Task requirements -
Find the word "Petrétei" in the records below. List each line containing it.

Provided entries -
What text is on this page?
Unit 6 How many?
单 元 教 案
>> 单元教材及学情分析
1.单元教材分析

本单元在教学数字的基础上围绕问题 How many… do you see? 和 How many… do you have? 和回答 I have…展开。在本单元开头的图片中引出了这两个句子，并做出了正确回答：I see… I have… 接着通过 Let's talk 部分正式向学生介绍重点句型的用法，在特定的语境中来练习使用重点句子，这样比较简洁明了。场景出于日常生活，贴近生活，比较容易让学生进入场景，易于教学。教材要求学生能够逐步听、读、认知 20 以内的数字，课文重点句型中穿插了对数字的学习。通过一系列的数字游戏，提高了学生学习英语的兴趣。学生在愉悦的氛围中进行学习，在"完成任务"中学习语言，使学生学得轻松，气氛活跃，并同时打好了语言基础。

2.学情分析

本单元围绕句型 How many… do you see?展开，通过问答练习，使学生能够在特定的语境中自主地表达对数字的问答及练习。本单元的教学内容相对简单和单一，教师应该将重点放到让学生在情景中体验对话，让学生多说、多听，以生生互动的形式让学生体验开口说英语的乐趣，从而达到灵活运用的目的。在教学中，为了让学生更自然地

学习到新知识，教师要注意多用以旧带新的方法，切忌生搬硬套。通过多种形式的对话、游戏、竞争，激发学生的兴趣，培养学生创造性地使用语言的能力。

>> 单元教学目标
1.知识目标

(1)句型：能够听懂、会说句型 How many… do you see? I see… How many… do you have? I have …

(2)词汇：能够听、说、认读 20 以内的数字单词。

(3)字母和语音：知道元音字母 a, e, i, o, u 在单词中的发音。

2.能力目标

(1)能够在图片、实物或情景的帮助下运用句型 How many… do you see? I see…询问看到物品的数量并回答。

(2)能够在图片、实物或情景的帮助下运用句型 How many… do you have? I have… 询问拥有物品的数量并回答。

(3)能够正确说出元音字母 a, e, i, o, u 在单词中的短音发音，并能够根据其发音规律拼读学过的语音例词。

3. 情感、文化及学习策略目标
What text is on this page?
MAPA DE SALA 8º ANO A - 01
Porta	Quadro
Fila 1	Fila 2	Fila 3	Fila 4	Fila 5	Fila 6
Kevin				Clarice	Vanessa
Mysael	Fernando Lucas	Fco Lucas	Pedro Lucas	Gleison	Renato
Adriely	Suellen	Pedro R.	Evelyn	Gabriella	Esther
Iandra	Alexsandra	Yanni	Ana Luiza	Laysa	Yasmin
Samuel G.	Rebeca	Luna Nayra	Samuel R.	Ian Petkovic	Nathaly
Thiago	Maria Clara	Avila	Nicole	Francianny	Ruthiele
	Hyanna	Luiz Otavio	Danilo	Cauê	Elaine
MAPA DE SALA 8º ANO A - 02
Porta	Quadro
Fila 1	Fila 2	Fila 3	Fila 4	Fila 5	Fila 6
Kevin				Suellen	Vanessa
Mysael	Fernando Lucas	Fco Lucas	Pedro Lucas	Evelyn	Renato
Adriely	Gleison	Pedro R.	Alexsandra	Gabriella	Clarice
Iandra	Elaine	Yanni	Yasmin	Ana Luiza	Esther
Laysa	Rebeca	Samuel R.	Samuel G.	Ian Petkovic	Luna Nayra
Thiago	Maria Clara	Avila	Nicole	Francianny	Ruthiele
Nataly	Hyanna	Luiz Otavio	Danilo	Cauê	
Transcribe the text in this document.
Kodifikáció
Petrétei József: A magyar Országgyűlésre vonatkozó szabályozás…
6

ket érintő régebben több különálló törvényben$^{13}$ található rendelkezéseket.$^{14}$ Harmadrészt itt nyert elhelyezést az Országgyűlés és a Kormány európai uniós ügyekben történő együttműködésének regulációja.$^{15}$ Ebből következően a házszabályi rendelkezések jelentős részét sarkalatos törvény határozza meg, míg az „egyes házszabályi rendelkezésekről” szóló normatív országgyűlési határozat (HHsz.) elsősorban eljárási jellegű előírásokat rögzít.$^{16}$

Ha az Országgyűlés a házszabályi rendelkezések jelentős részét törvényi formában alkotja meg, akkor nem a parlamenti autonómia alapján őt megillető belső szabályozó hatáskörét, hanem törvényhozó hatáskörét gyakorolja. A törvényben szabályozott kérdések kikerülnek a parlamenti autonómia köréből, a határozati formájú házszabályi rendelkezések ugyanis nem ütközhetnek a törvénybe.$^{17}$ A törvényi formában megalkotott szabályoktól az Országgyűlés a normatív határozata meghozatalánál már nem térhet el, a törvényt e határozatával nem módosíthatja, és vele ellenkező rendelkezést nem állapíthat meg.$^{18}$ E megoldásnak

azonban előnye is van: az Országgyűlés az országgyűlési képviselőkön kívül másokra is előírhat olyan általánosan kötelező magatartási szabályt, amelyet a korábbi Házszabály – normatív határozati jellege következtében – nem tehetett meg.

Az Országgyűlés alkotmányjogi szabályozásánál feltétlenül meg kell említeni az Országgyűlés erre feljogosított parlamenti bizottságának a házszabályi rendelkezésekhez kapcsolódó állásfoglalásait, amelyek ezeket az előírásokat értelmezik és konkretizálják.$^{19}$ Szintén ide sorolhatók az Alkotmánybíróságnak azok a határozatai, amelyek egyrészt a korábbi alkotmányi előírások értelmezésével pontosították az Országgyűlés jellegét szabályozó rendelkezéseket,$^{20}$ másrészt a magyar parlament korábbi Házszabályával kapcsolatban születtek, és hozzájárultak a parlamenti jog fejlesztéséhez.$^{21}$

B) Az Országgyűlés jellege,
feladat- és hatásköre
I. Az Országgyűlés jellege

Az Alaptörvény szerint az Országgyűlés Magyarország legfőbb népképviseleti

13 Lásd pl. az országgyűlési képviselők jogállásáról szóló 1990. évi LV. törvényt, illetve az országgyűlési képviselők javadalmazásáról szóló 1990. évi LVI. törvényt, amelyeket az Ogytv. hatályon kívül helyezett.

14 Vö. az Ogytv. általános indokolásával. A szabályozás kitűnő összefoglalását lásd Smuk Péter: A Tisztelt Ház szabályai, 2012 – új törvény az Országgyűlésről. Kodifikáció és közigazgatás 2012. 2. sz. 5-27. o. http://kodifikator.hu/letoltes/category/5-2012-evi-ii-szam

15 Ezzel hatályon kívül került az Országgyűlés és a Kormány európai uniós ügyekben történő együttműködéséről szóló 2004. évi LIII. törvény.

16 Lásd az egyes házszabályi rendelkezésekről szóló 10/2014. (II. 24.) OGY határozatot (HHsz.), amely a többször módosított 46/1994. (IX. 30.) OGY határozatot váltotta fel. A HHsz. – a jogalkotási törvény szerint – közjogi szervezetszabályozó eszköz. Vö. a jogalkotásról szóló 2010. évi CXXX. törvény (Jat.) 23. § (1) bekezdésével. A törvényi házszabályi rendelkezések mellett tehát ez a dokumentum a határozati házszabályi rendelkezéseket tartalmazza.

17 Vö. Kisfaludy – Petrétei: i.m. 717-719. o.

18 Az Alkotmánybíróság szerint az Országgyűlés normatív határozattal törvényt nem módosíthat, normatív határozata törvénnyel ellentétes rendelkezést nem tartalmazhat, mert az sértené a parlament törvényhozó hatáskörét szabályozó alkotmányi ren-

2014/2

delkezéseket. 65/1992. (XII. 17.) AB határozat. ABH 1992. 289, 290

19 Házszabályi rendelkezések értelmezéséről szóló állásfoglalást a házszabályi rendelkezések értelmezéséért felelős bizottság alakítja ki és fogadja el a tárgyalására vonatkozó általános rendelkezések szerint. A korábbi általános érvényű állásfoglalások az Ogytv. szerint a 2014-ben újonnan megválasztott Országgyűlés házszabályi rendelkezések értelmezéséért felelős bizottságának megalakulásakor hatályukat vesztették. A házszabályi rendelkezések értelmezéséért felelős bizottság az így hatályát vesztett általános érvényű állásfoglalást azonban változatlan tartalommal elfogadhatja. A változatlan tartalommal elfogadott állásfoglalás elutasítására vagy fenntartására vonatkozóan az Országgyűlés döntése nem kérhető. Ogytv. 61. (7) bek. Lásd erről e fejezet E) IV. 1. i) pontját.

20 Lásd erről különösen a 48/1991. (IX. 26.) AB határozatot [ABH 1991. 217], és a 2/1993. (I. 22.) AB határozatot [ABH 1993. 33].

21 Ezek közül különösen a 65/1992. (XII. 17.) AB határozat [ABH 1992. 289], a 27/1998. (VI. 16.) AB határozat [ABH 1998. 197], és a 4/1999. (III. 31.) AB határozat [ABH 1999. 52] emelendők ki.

Answer to this exercise -
Petrétei József: A magyar Országgyűlésre vonatkozó szabályozás…
17 Vö. Kisfaludy – Petrétei: i.m. 717-719. o.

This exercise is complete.